(Items from a dataset)
▼
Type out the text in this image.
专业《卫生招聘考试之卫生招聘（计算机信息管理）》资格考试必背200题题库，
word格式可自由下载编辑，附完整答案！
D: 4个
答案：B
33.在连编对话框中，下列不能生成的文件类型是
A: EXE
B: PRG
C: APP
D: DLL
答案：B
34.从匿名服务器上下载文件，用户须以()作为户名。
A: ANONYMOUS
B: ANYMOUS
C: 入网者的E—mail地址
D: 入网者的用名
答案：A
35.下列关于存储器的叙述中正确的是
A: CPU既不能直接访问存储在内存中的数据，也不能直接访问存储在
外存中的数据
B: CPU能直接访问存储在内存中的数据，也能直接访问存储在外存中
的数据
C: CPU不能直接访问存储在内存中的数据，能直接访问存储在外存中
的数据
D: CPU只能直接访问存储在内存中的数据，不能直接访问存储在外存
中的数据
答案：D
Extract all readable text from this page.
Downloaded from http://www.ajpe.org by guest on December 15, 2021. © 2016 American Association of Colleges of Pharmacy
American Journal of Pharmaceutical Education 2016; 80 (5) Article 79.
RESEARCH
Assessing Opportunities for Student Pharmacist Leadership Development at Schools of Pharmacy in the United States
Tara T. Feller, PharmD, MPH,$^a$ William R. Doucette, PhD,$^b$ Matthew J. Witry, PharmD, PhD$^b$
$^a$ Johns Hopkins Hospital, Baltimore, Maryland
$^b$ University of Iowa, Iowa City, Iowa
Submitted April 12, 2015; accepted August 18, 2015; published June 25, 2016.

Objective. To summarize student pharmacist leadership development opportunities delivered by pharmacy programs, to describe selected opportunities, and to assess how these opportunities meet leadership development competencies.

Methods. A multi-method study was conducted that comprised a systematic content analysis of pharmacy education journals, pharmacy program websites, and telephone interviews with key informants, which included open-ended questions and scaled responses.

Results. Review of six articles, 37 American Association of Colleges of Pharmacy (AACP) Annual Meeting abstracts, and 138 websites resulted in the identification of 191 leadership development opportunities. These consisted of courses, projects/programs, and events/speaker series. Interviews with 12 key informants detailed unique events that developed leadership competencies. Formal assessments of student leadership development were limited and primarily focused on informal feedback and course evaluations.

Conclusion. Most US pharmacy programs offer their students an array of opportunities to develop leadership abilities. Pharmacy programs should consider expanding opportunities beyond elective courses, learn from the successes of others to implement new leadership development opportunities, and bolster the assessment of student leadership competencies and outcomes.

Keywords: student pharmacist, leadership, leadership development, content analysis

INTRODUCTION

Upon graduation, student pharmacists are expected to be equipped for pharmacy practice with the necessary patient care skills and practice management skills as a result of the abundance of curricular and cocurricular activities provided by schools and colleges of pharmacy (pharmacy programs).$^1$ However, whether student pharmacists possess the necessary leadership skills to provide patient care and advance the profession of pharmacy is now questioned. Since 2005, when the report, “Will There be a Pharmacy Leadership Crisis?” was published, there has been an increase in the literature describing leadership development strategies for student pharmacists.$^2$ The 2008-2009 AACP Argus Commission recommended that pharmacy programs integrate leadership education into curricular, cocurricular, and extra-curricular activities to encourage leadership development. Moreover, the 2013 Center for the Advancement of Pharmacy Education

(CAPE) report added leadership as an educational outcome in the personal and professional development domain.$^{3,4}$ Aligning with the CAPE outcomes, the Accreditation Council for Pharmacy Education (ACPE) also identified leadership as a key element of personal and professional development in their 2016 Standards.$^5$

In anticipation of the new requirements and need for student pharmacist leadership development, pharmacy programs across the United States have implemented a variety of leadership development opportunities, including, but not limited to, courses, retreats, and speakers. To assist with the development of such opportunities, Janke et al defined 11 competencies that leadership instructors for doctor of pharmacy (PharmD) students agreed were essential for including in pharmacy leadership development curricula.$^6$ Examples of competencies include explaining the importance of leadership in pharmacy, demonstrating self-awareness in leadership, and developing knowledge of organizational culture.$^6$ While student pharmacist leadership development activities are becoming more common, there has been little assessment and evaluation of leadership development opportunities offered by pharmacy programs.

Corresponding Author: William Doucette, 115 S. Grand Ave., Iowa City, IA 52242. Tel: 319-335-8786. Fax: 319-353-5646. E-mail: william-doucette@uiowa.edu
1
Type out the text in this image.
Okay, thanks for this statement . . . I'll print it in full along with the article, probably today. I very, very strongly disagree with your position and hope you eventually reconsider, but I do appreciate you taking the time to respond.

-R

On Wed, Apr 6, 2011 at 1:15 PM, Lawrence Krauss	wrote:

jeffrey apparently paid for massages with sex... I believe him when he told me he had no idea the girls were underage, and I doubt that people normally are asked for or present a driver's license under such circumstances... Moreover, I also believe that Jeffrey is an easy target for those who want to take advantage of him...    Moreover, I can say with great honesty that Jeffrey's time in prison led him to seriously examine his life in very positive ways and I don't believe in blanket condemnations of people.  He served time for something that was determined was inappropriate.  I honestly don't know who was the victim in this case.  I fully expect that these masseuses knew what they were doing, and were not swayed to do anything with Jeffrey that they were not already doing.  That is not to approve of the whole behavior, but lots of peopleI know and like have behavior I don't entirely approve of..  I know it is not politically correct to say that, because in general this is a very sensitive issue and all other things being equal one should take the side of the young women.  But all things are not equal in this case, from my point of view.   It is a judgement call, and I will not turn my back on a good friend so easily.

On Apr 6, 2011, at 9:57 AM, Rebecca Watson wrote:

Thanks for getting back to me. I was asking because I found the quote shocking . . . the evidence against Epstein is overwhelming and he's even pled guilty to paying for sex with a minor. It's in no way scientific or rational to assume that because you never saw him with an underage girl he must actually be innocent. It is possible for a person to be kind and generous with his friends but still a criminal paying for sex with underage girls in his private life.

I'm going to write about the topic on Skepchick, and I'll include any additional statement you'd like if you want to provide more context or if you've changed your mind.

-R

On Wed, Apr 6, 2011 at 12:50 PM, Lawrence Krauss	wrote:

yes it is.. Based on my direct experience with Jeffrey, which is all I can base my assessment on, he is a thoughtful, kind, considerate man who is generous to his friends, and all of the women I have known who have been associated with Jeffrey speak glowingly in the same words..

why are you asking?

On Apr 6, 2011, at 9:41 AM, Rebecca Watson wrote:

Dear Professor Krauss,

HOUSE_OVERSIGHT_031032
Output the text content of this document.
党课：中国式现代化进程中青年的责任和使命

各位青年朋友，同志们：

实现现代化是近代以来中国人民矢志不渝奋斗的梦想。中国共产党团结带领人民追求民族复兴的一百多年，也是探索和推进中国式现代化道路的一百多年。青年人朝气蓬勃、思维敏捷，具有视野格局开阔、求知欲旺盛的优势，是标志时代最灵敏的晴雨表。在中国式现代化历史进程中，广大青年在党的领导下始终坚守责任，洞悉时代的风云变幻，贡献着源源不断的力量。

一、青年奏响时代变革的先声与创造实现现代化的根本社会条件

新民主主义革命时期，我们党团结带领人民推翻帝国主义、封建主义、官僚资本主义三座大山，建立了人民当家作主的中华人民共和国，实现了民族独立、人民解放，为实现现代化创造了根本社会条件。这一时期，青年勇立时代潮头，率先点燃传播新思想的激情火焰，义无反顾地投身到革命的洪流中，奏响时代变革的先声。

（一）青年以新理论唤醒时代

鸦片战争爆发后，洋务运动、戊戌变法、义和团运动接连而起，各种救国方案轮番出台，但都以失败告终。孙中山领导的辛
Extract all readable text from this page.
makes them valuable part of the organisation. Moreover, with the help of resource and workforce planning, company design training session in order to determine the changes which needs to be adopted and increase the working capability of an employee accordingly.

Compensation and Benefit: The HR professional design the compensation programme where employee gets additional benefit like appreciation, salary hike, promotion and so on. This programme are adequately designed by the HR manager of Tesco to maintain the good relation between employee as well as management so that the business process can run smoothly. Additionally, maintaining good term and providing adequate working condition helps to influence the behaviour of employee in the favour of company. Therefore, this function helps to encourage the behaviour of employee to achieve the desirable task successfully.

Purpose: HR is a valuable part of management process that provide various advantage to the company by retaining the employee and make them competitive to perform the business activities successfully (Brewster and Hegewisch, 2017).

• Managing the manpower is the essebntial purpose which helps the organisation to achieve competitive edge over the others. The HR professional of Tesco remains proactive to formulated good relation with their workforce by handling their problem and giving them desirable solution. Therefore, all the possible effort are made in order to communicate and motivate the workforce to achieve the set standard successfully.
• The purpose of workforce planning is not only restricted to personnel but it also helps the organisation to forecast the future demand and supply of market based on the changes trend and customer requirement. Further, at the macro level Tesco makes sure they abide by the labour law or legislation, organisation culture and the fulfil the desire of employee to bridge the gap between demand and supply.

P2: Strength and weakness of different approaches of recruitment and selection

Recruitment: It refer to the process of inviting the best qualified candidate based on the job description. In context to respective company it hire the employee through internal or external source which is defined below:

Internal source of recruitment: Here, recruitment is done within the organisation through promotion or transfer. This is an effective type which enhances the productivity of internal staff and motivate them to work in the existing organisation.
▲
What is asked: Scan the material above and determine how many lines include the word "desirable"; report only the number.

Correct output: 2